---------- INFORMATION GIVEN ----------
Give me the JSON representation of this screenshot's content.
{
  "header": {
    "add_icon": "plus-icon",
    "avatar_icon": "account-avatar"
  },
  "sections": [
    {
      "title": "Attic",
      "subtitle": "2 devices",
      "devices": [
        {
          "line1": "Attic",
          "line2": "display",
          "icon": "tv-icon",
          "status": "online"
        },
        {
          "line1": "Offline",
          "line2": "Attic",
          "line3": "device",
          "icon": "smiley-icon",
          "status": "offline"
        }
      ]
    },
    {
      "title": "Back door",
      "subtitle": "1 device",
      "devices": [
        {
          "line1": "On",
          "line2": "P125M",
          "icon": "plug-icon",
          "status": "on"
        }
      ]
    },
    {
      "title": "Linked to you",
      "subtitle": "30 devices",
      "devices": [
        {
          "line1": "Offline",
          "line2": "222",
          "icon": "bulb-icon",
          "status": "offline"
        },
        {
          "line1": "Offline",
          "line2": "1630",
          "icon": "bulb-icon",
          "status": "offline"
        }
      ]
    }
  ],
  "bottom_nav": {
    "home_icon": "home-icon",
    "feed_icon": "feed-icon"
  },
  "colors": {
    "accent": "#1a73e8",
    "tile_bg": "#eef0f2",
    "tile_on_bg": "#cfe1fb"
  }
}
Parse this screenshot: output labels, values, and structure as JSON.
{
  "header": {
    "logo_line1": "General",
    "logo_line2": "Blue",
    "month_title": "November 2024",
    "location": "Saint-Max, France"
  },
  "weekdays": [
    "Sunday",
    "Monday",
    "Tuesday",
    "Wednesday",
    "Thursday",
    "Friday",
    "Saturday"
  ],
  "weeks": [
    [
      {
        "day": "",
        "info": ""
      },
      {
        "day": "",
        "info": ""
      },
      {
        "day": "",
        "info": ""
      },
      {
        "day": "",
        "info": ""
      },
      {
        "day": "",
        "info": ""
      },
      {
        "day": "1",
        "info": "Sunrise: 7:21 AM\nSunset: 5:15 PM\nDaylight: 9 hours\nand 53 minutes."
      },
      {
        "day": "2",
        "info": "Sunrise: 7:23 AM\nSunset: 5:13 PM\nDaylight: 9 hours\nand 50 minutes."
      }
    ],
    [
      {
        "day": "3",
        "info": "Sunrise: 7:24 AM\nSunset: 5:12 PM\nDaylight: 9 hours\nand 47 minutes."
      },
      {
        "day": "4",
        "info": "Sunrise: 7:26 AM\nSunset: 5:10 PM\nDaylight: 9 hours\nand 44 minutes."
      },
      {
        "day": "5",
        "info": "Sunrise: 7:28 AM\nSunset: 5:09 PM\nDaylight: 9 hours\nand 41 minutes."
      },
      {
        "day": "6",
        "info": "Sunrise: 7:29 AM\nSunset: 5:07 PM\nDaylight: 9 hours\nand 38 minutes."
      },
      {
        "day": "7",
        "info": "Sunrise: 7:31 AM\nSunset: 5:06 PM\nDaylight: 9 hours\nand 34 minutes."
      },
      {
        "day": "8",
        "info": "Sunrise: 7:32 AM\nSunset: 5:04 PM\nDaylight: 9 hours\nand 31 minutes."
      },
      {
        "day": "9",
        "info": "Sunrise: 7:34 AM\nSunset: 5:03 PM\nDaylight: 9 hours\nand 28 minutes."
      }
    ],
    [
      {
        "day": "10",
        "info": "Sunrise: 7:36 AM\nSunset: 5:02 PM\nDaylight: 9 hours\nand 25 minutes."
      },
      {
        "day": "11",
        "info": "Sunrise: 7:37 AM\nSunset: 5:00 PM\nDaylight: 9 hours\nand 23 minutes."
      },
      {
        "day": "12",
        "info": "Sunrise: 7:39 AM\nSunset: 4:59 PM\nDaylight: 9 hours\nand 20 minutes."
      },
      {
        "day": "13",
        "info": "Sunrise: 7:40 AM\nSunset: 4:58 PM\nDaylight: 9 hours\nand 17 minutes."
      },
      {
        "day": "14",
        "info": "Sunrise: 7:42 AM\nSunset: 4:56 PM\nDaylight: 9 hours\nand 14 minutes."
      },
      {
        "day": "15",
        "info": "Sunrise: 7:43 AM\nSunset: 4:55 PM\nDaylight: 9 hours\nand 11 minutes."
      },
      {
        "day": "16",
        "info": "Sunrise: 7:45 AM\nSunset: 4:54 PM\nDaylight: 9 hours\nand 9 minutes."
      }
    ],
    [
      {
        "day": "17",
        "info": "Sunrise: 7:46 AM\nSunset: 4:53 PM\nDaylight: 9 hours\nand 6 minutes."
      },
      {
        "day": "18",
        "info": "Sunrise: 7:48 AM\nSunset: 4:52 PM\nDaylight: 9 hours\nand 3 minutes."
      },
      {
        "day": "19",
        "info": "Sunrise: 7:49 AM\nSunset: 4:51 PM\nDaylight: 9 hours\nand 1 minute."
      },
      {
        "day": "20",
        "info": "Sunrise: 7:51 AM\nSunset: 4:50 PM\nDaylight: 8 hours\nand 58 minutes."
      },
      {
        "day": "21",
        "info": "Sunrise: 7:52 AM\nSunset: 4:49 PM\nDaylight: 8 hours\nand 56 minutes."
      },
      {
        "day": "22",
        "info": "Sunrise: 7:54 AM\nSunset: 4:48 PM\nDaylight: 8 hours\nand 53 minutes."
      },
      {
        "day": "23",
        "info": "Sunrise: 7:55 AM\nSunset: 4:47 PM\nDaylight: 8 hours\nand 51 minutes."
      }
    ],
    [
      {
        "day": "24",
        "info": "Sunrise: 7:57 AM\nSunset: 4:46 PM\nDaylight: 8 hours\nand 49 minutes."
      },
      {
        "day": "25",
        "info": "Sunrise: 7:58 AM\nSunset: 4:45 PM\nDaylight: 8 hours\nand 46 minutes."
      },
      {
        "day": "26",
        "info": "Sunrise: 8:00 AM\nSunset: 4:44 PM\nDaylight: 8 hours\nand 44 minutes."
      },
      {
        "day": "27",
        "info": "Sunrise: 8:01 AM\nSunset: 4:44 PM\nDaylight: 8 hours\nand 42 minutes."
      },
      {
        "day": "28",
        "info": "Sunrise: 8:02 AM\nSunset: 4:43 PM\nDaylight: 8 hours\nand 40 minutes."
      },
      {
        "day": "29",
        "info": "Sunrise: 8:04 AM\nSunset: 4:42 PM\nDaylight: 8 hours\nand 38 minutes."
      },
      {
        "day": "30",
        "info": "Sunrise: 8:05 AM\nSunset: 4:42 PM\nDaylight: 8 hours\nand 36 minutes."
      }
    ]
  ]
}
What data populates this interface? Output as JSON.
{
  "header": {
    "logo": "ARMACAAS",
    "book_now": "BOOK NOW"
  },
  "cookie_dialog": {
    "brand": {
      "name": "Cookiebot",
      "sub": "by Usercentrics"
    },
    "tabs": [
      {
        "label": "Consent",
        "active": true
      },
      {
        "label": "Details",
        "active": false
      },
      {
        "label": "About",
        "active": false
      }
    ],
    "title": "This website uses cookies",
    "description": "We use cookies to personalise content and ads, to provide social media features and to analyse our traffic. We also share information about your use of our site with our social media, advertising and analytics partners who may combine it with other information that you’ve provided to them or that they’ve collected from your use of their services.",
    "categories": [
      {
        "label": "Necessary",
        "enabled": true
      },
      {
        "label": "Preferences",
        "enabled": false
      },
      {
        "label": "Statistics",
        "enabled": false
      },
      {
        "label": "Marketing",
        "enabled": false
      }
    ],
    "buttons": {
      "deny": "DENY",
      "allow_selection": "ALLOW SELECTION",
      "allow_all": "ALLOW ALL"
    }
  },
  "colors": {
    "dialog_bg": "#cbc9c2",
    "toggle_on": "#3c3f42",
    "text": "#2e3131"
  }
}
----------
Give the listing above again, word for word.

Give me the JSON representation of this screenshot's content.
{
  "header": {
    "add_icon": "plus-icon",
    "avatar_icon": "account-avatar"
  },
  "sections": [
    {
      "title": "Attic",
      "subtitle": "2 devices",
      "devices": [
        {
          "line1": "Attic",
          "line2": "display",
          "icon": "tv-icon",
          "status": "online"
        },
        {
          "line1": "Offline",
          "line2": "Attic",
          "line3": "device",
          "icon": "smiley-icon",
          "status": "offline"
        }
      ]
    },
    {
      "title": "Back door",
      "subtitle": "1 device",
      "devices": [
        {
          "line1": "On",
          "line2": "P125M",
          "icon": "plug-icon",
          "status": "on"
        }
      ]
    },
    {
      "title": "Linked to you",
      "subtitle": "30 devices",
      "devices": [
        {
          "line1": "Offline",
          "line2": "222",
          "icon": "bulb-icon",
          "status": "offline"
        },
        {
          "line1": "Offline",
          "line2": "1630",
          "icon": "bulb-icon",
          "status": "offline"
        }
      ]
    }
  ],
  "bottom_nav": {
    "home_icon": "home-icon",
    "feed_icon": "feed-icon"
  },
  "colors": {
    "accent": "#1a73e8",
    "tile_bg": "#eef0f2",
    "tile_on_bg": "#cfe1fb"
  }
}
Parse this screenshot: output labels, values, and structure as JSON.
{
  "header": {
    "logo_line1": "General",
    "logo_line2": "Blue",
    "month_title": "November 2024",
    "location": "Saint-Max, France"
  },
  "weekdays": [
    "Sunday",
    "Monday",
    "Tuesday",
    "Wednesday",
    "Thursday",
    "Friday",
    "Saturday"
  ],
  "weeks": [
    [
      {
        "day": "",
        "info": ""
      },
      {
        "day": "",
        "info": ""
      },
      {
        "day": "",
        "info": ""
      },
      {
        "day": "",
        "info": ""
      },
      {
        "day": "",
        "info": ""
      },
      {
        "day": "1",
        "info": "Sunrise: 7:21 AM\nSunset: 5:15 PM\nDaylight: 9 hours\nand 53 minutes."
      },
      {
        "day": "2",
        "info": "Sunrise: 7:23 AM\nSunset: 5:13 PM\nDaylight: 9 hours\nand 50 minutes."
      }
    ],
    [
      {
        "day": "3",
        "info": "Sunrise: 7:24 AM\nSunset: 5:12 PM\nDaylight: 9 hours\nand 47 minutes."
      },
      {
        "day": "4",
        "info": "Sunrise: 7:26 AM\nSunset: 5:10 PM\nDaylight: 9 hours\nand 44 minutes."
      },
      {
        "day": "5",
        "info": "Sunrise: 7:28 AM\nSunset: 5:09 PM\nDaylight: 9 hours\nand 41 minutes."
      },
      {
        "day": "6",
        "info": "Sunrise: 7:29 AM\nSunset: 5:07 PM\nDaylight: 9 hours\nand 38 minutes."
      },
      {
        "day": "7",
        "info": "Sunrise: 7:31 AM\nSunset: 5:06 PM\nDaylight: 9 hours\nand 34 minutes."
      },
      {
        "day": "8",
        "info": "Sunrise: 7:32 AM\nSunset: 5:04 PM\nDaylight: 9 hours\nand 31 minutes."
      },
      {
        "day": "9",
        "info": "Sunrise: 7:34 AM\nSunset: 5:03 PM\nDaylight: 9 hours\nand 28 minutes."
      }
    ],
    [
      {
        "day": "10",
        "info": "Sunrise: 7:36 AM\nSunset: 5:02 PM\nDaylight: 9 hours\nand 25 minutes."
      },
      {
        "day": "11",
        "info": "Sunrise: 7:37 AM\nSunset: 5:00 PM\nDaylight: 9 hours\nand 23 minutes."
      },
      {
        "day": "12",
        "info": "Sunrise: 7:39 AM\nSunset: 4:59 PM\nDaylight: 9 hours\nand 20 minutes."
      },
      {
        "day": "13",
        "info": "Sunrise: 7:40 AM\nSunset: 4:58 PM\nDaylight: 9 hours\nand 17 minutes."
      },
      {
        "day": "14",
        "info": "Sunrise: 7:42 AM\nSunset: 4:56 PM\nDaylight: 9 hours\nand 14 minutes."
      },
      {
        "day": "15",
        "info": "Sunrise: 7:43 AM\nSunset: 4:55 PM\nDaylight: 9 hours\nand 11 minutes."
      },
      {
        "day": "16",
        "info": "Sunrise: 7:45 AM\nSunset: 4:54 PM\nDaylight: 9 hours\nand 9 minutes."
      }
    ],
    [
      {
        "day": "17",
        "info": "Sunrise: 7:46 AM\nSunset: 4:53 PM\nDaylight: 9 hours\nand 6 minutes."
      },
      {
        "day": "18",
        "info": "Sunrise: 7:48 AM\nSunset: 4:52 PM\nDaylight: 9 hours\nand 3 minutes."
      },
      {
        "day": "19",
        "info": "Sunrise: 7:49 AM\nSunset: 4:51 PM\nDaylight: 9 hours\nand 1 minute."
      },
      {
        "day": "20",
        "info": "Sunrise: 7:51 AM\nSunset: 4:50 PM\nDaylight: 8 hours\nand 58 minutes."
      },
      {
        "day": "21",
        "info": "Sunrise: 7:52 AM\nSunset: 4:49 PM\nDaylight: 8 hours\nand 56 minutes."
      },
      {
        "day": "22",
        "info": "Sunrise: 7:54 AM\nSunset: 4:48 PM\nDaylight: 8 hours\nand 53 minutes."
      },
      {
        "day": "23",
        "info": "Sunrise: 7:55 AM\nSunset: 4:47 PM\nDaylight: 8 hours\nand 51 minutes."
      }
    ],
    [
      {
        "day": "24",
        "info": "Sunrise: 7:57 AM\nSunset: 4:46 PM\nDaylight: 8 hours\nand 49 minutes."
      },
      {
        "day": "25",
        "info": "Sunrise: 7:58 AM\nSunset: 4:45 PM\nDaylight: 8 hours\nand 46 minutes."
      },
      {
        "day": "26",
        "info": "Sunrise: 8:00 AM\nSunset: 4:44 PM\nDaylight: 8 hours\nand 44 minutes."
      },
      {
        "day": "27",
        "info": "Sunrise: 8:01 AM\nSunset: 4:44 PM\nDaylight: 8 hours\nand 42 minutes."
      },
      {
        "day": "28",
        "info": "Sunrise: 8:02 AM\nSunset: 4:43 PM\nDaylight: 8 hours\nand 40 minutes."
      },
      {
        "day": "29",
        "info": "Sunrise: 8:04 AM\nSunset: 4:42 PM\nDaylight: 8 hours\nand 38 minutes."
      },
      {
        "day": "30",
        "info": "Sunrise: 8:05 AM\nSunset: 4:42 PM\nDaylight: 8 hours\nand 36 minutes."
      }
    ]
  ]
}
What data populates this interface? Output as JSON.
{
  "header": {
    "logo": "ARMACAAS",
    "book_now": "BOOK NOW"
  },
  "cookie_dialog": {
    "brand": {
      "name": "Cookiebot",
      "sub": "by Usercentrics"
    },
    "tabs": [
      {
        "label": "Consent",
        "active": true
      },
      {
        "label": "Details",
        "active": false
      },
      {
        "label": "About",
        "active": false
      }
    ],
    "title": "This website uses cookies",
    "description": "We use cookies to personalise content and ads, to provide social media features and to analyse our traffic. We also share information about your use of our site with our social media, advertising and analytics partners who may combine it with other information that you’ve provided to them or that they’ve collected from your use of their services.",
    "categories": [
      {
        "label": "Necessary",
        "enabled": true
      },
      {
        "label": "Preferences",
        "enabled": false
      },
      {
        "label": "Statistics",
        "enabled": false
      },
      {
        "label": "Marketing",
        "enabled": false
      }
    ],
    "buttons": {
      "deny": "DENY",
      "allow_selection": "ALLOW SELECTION",
      "allow_all": "ALLOW ALL"
    }
  },
  "colors": {
    "dialog_bg": "#cbc9c2",
    "toggle_on": "#3c3f42",
    "text": "#2e3131"
  }
}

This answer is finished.